-- TASK TO CARRY OUT --
Only the pictures are left out: repeat the rest of the entries exactly.

-- begin EXTRACTED RECORDS --

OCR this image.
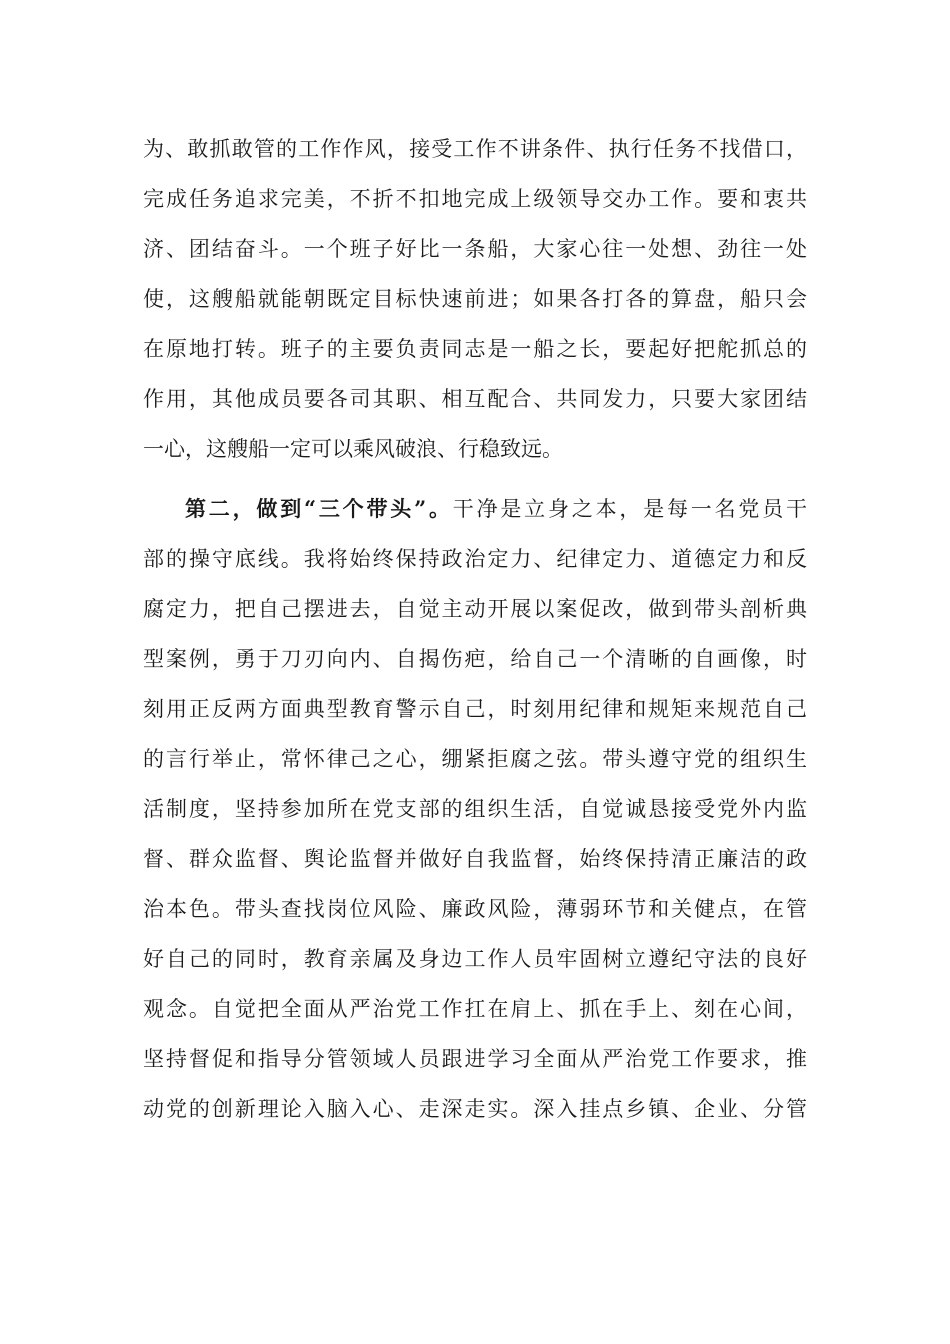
为、敢抓敢管的工作作风，接受工作不讲条件、执行任务不找借口，
完成任务追求完美，不折不扣地完成上级领导交办工作。要和衷共
济、团结奋斗。一个班子好比一条船，大家心往一处想、劲往一处
使，这艘船就能朝既定目标快速前进；如果各打各的算盘，船只会
在原地打转。班子的主要负责同志是一船之长，要起好把舵抓总的
作用，其他成员要各司其职、相互配合、共同发力，只要大家团结
一心，这艘船一定可以乘风破浪、行稳致远。
第二，做到“三个带头”。干净是立身之本，是每一名党员干
部的操守底线。我将始终保持政治定力、纪律定力、道德定力和反
腐定力，把自己摆进去，自觉主动开展以案促改，做到带头剖析典
型案例，勇于刀刃向内、自揭伤疤，给自己一个清晰的自画像，时
刻用正反两方面典型教育警示自己，时刻用纪律和规矩来规范自己
的言行举止，常怀律己之心，绷紧拒腐之弦。带头遵守党的组织生
活制度，坚持参加所在党支部的组织生活，自觉诚恳接受党外内监
督、群众监督、舆论监督并做好自我监督，始终保持清正廉洁的政
治本色。带头查找岗位风险、廉政风险，薄弱环节和关健点，在管
好自己的同时，教育亲属及身边工作人员牢固树立遵纪守法的良好
观念。自觉把全面从严治党工作扛在肩上、抓在手上、刻在心间，
坚持督促和指导分管领域人员跟进学习全面从严治党工作要求，推
动党的创新理论入脑入心、走深走实。深入挂点乡镇、企业、分管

-- end EXTRACTED RECORDS --

-- FINAL RESULT --
OCR this image.
为、敢抓敢管的工作作风，接受工作不讲条件、执行任务不找借口，
完成任务追求完美，不折不扣地完成上级领导交办工作。要和衷共
济、团结奋斗。一个班子好比一条船，大家心往一处想、劲往一处
使，这艘船就能朝既定目标快速前进；如果各打各的算盘，船只会
在原地打转。班子的主要负责同志是一船之长，要起好把舵抓总的
作用，其他成员要各司其职、相互配合、共同发力，只要大家团结
一心，这艘船一定可以乘风破浪、行稳致远。
第二，做到“三个带头”。干净是立身之本，是每一名党员干
部的操守底线。我将始终保持政治定力、纪律定力、道德定力和反
腐定力，把自己摆进去，自觉主动开展以案促改，做到带头剖析典
型案例，勇于刀刃向内、自揭伤疤，给自己一个清晰的自画像，时
刻用正反两方面典型教育警示自己，时刻用纪律和规矩来规范自己
的言行举止，常怀律己之心，绷紧拒腐之弦。带头遵守党的组织生
活制度，坚持参加所在党支部的组织生活，自觉诚恳接受党外内监
督、群众监督、舆论监督并做好自我监督，始终保持清正廉洁的政
治本色。带头查找岗位风险、廉政风险，薄弱环节和关健点，在管
好自己的同时，教育亲属及身边工作人员牢固树立遵纪守法的良好
观念。自觉把全面从严治党工作扛在肩上、抓在手上、刻在心间，
坚持督促和指导分管领域人员跟进学习全面从严治党工作要求，推
动党的创新理论入脑入心、走深走实。深入挂点乡镇、企业、分管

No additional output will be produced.